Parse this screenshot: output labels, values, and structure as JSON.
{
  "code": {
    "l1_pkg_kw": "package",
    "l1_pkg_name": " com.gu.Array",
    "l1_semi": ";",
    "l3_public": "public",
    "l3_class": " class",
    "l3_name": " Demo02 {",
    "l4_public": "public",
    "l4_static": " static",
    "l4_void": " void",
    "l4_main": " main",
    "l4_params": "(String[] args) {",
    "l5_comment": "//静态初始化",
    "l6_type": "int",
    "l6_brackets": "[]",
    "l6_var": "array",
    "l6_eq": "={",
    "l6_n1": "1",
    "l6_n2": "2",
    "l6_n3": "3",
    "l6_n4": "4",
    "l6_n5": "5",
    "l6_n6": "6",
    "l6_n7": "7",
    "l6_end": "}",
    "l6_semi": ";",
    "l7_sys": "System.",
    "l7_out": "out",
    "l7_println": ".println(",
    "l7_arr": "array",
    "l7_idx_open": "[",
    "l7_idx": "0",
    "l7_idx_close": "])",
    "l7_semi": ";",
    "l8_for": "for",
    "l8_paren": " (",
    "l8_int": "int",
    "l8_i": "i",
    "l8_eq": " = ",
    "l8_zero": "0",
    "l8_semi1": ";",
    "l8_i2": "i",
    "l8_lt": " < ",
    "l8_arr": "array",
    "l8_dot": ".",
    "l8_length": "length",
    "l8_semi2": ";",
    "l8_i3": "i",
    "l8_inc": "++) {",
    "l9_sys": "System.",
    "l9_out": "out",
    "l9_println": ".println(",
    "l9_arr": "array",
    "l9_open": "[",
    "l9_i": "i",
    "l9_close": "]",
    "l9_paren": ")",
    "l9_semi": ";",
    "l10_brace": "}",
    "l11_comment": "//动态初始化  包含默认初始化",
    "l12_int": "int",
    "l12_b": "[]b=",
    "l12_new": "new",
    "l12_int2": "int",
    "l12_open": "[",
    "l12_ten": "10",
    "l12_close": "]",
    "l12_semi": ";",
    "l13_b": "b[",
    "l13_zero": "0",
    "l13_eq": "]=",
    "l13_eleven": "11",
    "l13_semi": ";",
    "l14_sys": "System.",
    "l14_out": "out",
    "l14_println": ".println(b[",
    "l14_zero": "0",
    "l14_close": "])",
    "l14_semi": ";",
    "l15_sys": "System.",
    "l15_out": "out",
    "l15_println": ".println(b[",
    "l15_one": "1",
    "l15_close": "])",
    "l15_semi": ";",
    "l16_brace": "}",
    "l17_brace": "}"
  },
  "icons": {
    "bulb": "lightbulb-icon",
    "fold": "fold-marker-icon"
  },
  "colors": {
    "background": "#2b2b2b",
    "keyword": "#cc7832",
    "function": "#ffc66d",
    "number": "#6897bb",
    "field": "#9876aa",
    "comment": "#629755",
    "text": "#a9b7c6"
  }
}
== == ==
- [Challenge]
Repeat the records above exactly.

- [Answer to this task]
Parse this screenshot: output labels, values, and structure as JSON.
{
  "code": {
    "l1_pkg_kw": "package",
    "l1_pkg_name": " com.gu.Array",
    "l1_semi": ";",
    "l3_public": "public",
    "l3_class": " class",
    "l3_name": " Demo02 {",
    "l4_public": "public",
    "l4_static": " static",
    "l4_void": " void",
    "l4_main": " main",
    "l4_params": "(String[] args) {",
    "l5_comment": "//静态初始化",
    "l6_type": "int",
    "l6_brackets": "[]",
    "l6_var": "array",
    "l6_eq": "={",
    "l6_n1": "1",
    "l6_n2": "2",
    "l6_n3": "3",
    "l6_n4": "4",
    "l6_n5": "5",
    "l6_n6": "6",
    "l6_n7": "7",
    "l6_end": "}",
    "l6_semi": ";",
    "l7_sys": "System.",
    "l7_out": "out",
    "l7_println": ".println(",
    "l7_arr": "array",
    "l7_idx_open": "[",
    "l7_idx": "0",
    "l7_idx_close": "])",
    "l7_semi": ";",
    "l8_for": "for",
    "l8_paren": " (",
    "l8_int": "int",
    "l8_i": "i",
    "l8_eq": " = ",
    "l8_zero": "0",
    "l8_semi1": ";",
    "l8_i2": "i",
    "l8_lt": " < ",
    "l8_arr": "array",
    "l8_dot": ".",
    "l8_length": "length",
    "l8_semi2": ";",
    "l8_i3": "i",
    "l8_inc": "++) {",
    "l9_sys": "System.",
    "l9_out": "out",
    "l9_println": ".println(",
    "l9_arr": "array",
    "l9_open": "[",
    "l9_i": "i",
    "l9_close": "]",
    "l9_paren": ")",
    "l9_semi": ";",
    "l10_brace": "}",
    "l11_comment": "//动态初始化  包含默认初始化",
    "l12_int": "int",
    "l12_b": "[]b=",
    "l12_new": "new",
    "l12_int2": "int",
    "l12_open": "[",
    "l12_ten": "10",
    "l12_close": "]",
    "l12_semi": ";",
    "l13_b": "b[",
    "l13_zero": "0",
    "l13_eq": "]=",
    "l13_eleven": "11",
    "l13_semi": ";",
    "l14_sys": "System.",
    "l14_out": "out",
    "l14_println": ".println(b[",
    "l14_zero": "0",
    "l14_close": "])",
    "l14_semi": ";",
    "l15_sys": "System.",
    "l15_out": "out",
    "l15_println": ".println(b[",
    "l15_one": "1",
    "l15_close": "])",
    "l15_semi": ";",
    "l16_brace": "}",
    "l17_brace": "}"
  },
  "icons": {
    "bulb": "lightbulb-icon",
    "fold": "fold-marker-icon"
  },
  "colors": {
    "background": "#2b2b2b",
    "keyword": "#cc7832",
    "function": "#ffc66d",
    "number": "#6897bb",
    "field": "#9876aa",
    "comment": "#629755",
    "text": "#a9b7c6"
  }
}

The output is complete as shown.